[Dataset records]
══════

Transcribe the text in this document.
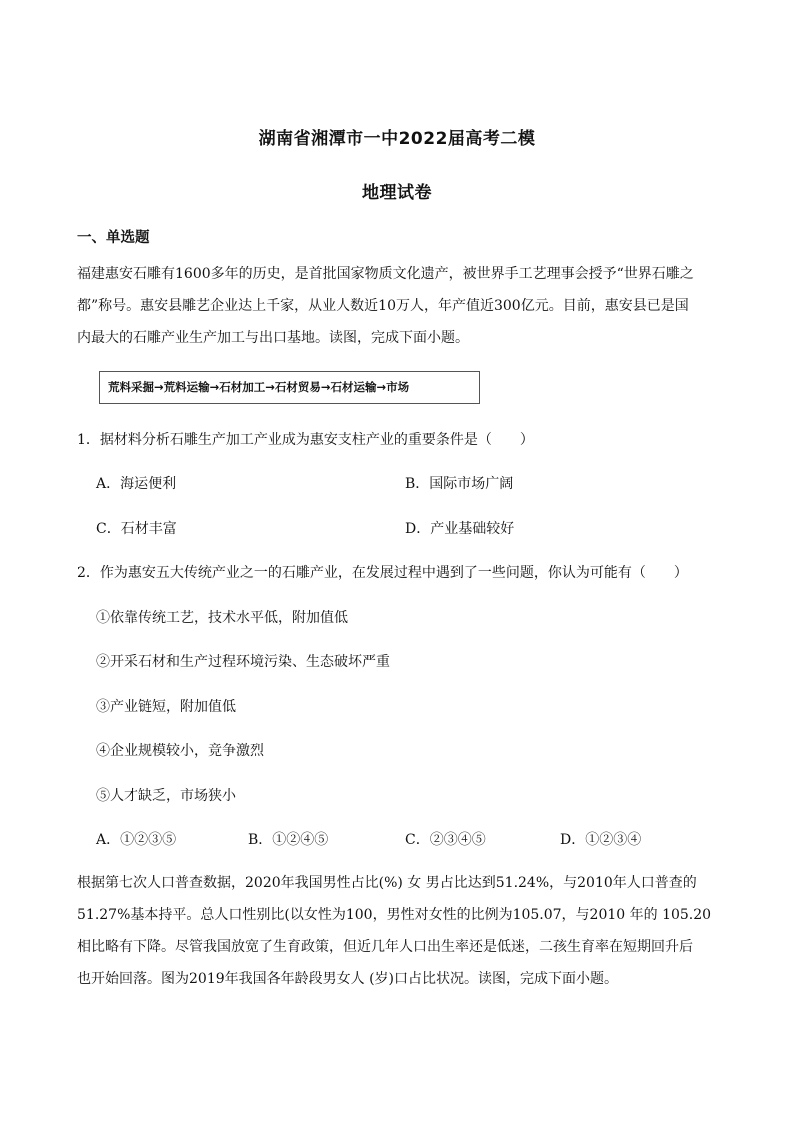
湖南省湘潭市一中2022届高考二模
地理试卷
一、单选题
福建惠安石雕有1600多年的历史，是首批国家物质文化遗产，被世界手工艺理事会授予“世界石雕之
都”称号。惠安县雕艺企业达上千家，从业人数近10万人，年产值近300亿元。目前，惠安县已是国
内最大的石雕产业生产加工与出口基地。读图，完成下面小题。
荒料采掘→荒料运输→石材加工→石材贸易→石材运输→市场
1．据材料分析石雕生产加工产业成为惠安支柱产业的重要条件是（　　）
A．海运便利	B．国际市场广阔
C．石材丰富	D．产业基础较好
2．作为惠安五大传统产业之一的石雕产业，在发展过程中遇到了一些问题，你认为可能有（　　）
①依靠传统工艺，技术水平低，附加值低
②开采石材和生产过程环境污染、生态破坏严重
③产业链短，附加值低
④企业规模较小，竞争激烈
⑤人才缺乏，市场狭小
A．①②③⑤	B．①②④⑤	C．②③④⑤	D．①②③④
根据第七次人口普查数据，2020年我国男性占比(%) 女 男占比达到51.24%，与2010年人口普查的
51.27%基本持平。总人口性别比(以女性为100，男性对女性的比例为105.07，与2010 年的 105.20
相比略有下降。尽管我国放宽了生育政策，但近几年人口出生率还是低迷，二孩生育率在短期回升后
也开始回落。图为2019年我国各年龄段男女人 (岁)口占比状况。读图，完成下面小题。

══════

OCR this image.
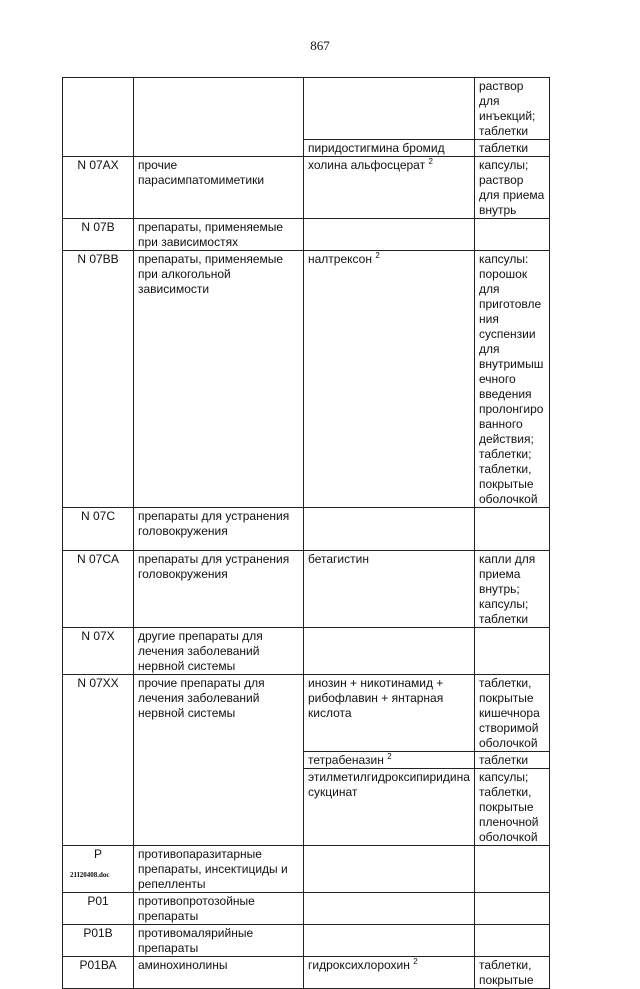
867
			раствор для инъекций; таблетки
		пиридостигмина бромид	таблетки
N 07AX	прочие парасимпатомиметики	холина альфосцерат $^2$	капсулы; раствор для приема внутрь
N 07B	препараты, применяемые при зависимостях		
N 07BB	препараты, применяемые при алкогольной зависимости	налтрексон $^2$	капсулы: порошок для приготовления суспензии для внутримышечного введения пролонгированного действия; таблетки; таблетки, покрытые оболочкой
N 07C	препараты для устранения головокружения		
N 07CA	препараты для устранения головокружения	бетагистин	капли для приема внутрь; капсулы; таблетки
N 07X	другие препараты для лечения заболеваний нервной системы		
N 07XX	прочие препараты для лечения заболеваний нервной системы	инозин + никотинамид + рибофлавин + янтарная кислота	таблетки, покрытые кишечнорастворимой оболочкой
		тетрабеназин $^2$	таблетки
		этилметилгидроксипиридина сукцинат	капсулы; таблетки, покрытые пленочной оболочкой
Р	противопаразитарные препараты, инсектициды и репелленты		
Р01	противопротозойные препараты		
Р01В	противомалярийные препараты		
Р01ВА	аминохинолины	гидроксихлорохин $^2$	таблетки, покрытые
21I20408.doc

══════

**Task instructions:**
Your task is to gather every line with the word "внутрь" and copy it.

**Finished task:**
N 07AX	прочие парасимпатомиметики	холина альфосцерат $^2$	капсулы; раствор для приема внутрь
N 07CA	препараты для устранения головокружения	бетагистин	капли для приема внутрь; капсулы; таблетки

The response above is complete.